++++ Data records
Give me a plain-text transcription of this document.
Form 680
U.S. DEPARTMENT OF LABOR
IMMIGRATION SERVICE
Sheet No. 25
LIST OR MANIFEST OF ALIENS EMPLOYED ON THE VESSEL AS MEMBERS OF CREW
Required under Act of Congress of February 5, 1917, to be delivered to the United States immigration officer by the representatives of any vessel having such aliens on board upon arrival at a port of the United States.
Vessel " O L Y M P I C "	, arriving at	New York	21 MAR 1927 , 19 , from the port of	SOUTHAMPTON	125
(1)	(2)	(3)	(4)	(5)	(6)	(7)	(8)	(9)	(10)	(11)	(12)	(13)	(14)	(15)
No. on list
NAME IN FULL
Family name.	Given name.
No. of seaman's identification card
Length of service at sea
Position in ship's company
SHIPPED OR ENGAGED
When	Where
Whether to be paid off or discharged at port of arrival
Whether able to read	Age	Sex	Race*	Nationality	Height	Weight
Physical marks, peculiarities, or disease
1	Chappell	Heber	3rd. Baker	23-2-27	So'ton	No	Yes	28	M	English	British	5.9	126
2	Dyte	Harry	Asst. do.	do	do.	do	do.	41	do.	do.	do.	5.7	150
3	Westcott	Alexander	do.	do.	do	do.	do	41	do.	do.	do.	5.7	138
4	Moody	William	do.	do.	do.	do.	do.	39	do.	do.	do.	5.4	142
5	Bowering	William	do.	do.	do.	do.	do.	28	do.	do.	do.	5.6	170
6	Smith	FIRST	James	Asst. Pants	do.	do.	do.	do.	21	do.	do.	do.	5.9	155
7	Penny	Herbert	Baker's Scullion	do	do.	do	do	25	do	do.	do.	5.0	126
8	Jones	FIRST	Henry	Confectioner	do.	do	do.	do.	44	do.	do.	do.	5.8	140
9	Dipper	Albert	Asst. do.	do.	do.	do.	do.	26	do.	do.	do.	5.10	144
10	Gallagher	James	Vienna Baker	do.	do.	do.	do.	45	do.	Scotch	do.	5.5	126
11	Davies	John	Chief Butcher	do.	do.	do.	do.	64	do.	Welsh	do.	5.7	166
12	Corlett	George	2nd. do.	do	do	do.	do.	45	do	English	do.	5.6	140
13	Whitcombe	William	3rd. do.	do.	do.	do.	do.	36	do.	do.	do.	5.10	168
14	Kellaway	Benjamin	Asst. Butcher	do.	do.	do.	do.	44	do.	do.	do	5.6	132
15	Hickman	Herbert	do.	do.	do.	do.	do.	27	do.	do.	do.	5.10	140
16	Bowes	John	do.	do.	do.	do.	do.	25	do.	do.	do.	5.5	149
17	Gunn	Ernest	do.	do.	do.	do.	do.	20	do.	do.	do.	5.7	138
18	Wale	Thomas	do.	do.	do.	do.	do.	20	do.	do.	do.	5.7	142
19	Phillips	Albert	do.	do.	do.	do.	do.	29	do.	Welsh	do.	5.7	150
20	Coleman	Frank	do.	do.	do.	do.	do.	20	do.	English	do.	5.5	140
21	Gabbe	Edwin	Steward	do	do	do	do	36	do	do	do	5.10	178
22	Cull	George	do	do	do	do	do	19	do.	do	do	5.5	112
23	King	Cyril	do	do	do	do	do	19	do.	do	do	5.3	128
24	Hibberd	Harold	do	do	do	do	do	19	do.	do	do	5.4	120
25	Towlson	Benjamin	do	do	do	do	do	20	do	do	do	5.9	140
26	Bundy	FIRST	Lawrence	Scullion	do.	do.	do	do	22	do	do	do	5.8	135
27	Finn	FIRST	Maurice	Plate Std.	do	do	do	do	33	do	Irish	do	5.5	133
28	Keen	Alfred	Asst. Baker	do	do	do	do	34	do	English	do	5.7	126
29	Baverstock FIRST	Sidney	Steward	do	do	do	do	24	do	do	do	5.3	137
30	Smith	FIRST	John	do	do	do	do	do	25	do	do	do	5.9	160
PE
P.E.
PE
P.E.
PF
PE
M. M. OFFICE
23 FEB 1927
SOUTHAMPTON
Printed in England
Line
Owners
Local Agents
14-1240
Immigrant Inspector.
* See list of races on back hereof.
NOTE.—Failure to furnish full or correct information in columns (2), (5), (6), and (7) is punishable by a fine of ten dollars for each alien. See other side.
++++++++
Problem description → Return the entries in full, keeping every line exactly as it is.

Reply to the exercise →
Give me a plain-text transcription of this document.
Form 680
U.S. DEPARTMENT OF LABOR
IMMIGRATION SERVICE
Sheet No. 25
LIST OR MANIFEST OF ALIENS EMPLOYED ON THE VESSEL AS MEMBERS OF CREW
Required under Act of Congress of February 5, 1917, to be delivered to the United States immigration officer by the representatives of any vessel having such aliens on board upon arrival at a port of the United States.
Vessel " O L Y M P I C "	, arriving at	New York	21 MAR 1927 , 19 , from the port of	SOUTHAMPTON	125
(1)	(2)	(3)	(4)	(5)	(6)	(7)	(8)	(9)	(10)	(11)	(12)	(13)	(14)	(15)
No. on list
NAME IN FULL
Family name.	Given name.
No. of seaman's identification card
Length of service at sea
Position in ship's company
SHIPPED OR ENGAGED
When	Where
Whether to be paid off or discharged at port of arrival
Whether able to read	Age	Sex	Race*	Nationality	Height	Weight
Physical marks, peculiarities, or disease
1	Chappell	Heber	3rd. Baker	23-2-27	So'ton	No	Yes	28	M	English	British	5.9	126
2	Dyte	Harry	Asst. do.	do	do.	do	do.	41	do.	do.	do.	5.7	150
3	Westcott	Alexander	do.	do.	do	do.	do	41	do.	do.	do.	5.7	138
4	Moody	William	do.	do.	do.	do.	do.	39	do.	do.	do.	5.4	142
5	Bowering	William	do.	do.	do.	do.	do.	28	do.	do.	do.	5.6	170
6	Smith	FIRST	James	Asst. Pants	do.	do.	do.	do.	21	do.	do.	do.	5.9	155
7	Penny	Herbert	Baker's Scullion	do	do.	do	do	25	do	do.	do.	5.0	126
8	Jones	FIRST	Henry	Confectioner	do.	do	do.	do.	44	do.	do.	do.	5.8	140
9	Dipper	Albert	Asst. do.	do.	do.	do.	do.	26	do.	do.	do.	5.10	144
10	Gallagher	James	Vienna Baker	do.	do.	do.	do.	45	do.	Scotch	do.	5.5	126
11	Davies	John	Chief Butcher	do.	do.	do.	do.	64	do.	Welsh	do.	5.7	166
12	Corlett	George	2nd. do.	do	do	do.	do.	45	do	English	do.	5.6	140
13	Whitcombe	William	3rd. do.	do.	do.	do.	do.	36	do.	do.	do.	5.10	168
14	Kellaway	Benjamin	Asst. Butcher	do.	do.	do.	do.	44	do.	do.	do	5.6	132
15	Hickman	Herbert	do.	do.	do.	do.	do.	27	do.	do.	do.	5.10	140
16	Bowes	John	do.	do.	do.	do.	do.	25	do.	do.	do.	5.5	149
17	Gunn	Ernest	do.	do.	do.	do.	do.	20	do.	do.	do.	5.7	138
18	Wale	Thomas	do.	do.	do.	do.	do.	20	do.	do.	do.	5.7	142
19	Phillips	Albert	do.	do.	do.	do.	do.	29	do.	Welsh	do.	5.7	150
20	Coleman	Frank	do.	do.	do.	do.	do.	20	do.	English	do.	5.5	140
21	Gabbe	Edwin	Steward	do	do	do	do	36	do	do	do	5.10	178
22	Cull	George	do	do	do	do	do	19	do.	do	do	5.5	112
23	King	Cyril	do	do	do	do	do	19	do.	do	do	5.3	128
24	Hibberd	Harold	do	do	do	do	do	19	do.	do	do	5.4	120
25	Towlson	Benjamin	do	do	do	do	do	20	do	do	do	5.9	140
26	Bundy	FIRST	Lawrence	Scullion	do.	do.	do	do	22	do	do	do	5.8	135
27	Finn	FIRST	Maurice	Plate Std.	do	do	do	do	33	do	Irish	do	5.5	133
28	Keen	Alfred	Asst. Baker	do	do	do	do	34	do	English	do	5.7	126
29	Baverstock FIRST	Sidney	Steward	do	do	do	do	24	do	do	do	5.3	137
30	Smith	FIRST	John	do	do	do	do	do	25	do	do	do	5.9	160
PE
P.E.
PE
P.E.
PF
PE
M. M. OFFICE
23 FEB 1927
SOUTHAMPTON
Printed in England
Line
Owners
Local Agents
14-1240
Immigrant Inspector.
* See list of races on back hereof.
NOTE.—Failure to furnish full or correct information in columns (2), (5), (6), and (7) is punishable by a fine of ten dollars for each alien. See other side.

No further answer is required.